Data to process
+ + + + +

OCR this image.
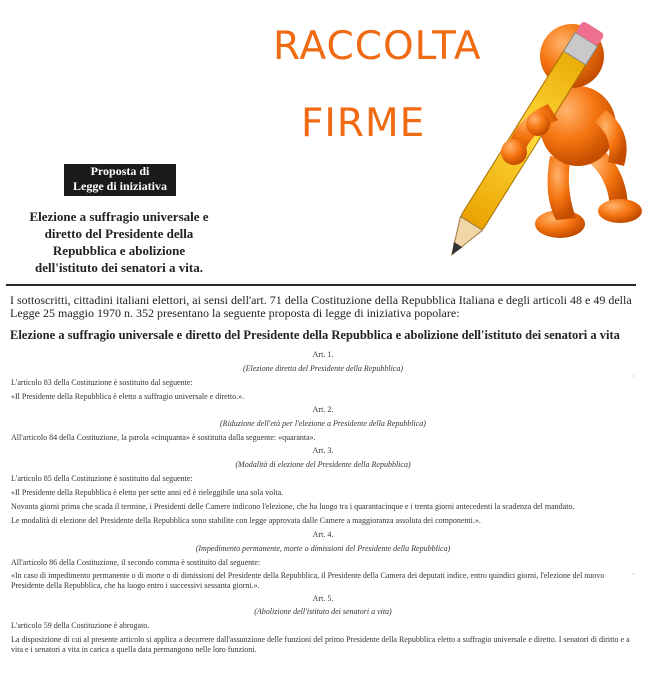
RACCOLTA
FIRME
Proposta di
Legge di iniziativa popolare
Elezione a suffragio universale e
diretto del Presidente della
Repubblica e abolizione
dell'istituto dei senatori a vita.
I sottoscritti, cittadini italiani elettori, ai sensi dell'art. 71 della Costituzione della Repubblica Italiana e degli articoli 48 e 49 della Legge 25 maggio 1970 n. 352 presentano la seguente proposta di legge di iniziativa popolare:
Elezione a suffragio universale e diretto del Presidente della Repubblica e abolizione dell'istituto dei senatori a vita
Art. 1.
(Elezione diretta del Presidente della Repubblica)
L'articolo 83 della Costituzione è sostituito dal seguente:
«Il Presidente della Repubblica è eletto a suffragio universale e diretto.».
Art. 2.
(Riduzione dell'età per l'elezione a Presidente della Repubblica)
All'articolo 84 della Costituzione, la parola «cinquanta» è sostituita dalla seguente: «quaranta».
Art. 3.
(Modalità di elezione del Presidente della Repubblica)
L'articolo 85 della Costituzione è sostituito dal seguente:
«Il Presidente della Repubblica è eletto per sette anni ed è rieleggibile una sola volta.
Novanta giorni prima che scada il termine, i Presidenti delle Camere indicono l'elezione, che ha luogo tra i quarantacinque e i trenta giorni antecedenti la scadenza del mandato.
Le modalità di elezione del Presidente della Repubblica sono stabilite con legge approvata dalle Camere a maggioranza assoluta dei componenti.».
Art. 4.
(Impedimento permanente, morte o dimissioni del Presidente della Repubblica)
All'articolo 86 della Costituzione, il secondo comma è sostituito dal seguente:
«In caso di impedimento permanente o di morte o di dimissioni del Presidente della Repubblica, il Presidente della Camera dei deputati indice, entro quindici giorni, l'elezione del nuovo
Presidente della Repubblica, che ha luogo entro i successivi sessanta giorni.».
Art. 5.
(Abolizione dell'istituto dei senatori a vita)
L'articolo 59 della Costituzione è abrogato.
La disposizione di cui al presente articolo si applica a decorrere dall'assunzione delle funzioni del primo Presidente della Repubblica eletto a suffragio universale e diretto. I senatori di diritto e a
vita e i senatori a vita in carica a quella data permangono nelle loro funzioni.
·
·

+ + + + +

What is required
Scan the records for the string "diretto". Copy each line in which it appears.

Output of the task
diretto del Presidente della
Elezione a suffragio universale e diretto del Presidente della Repubblica e abolizione dell'istituto dei senatori a vita
«Il Presidente della Repubblica è eletto a suffragio universale e diretto.».
La disposizione di cui al presente articolo si applica a decorrere dall'assunzione delle funzioni del primo Presidente della Repubblica eletto a suffragio universale e diretto. I senatori di diritto e a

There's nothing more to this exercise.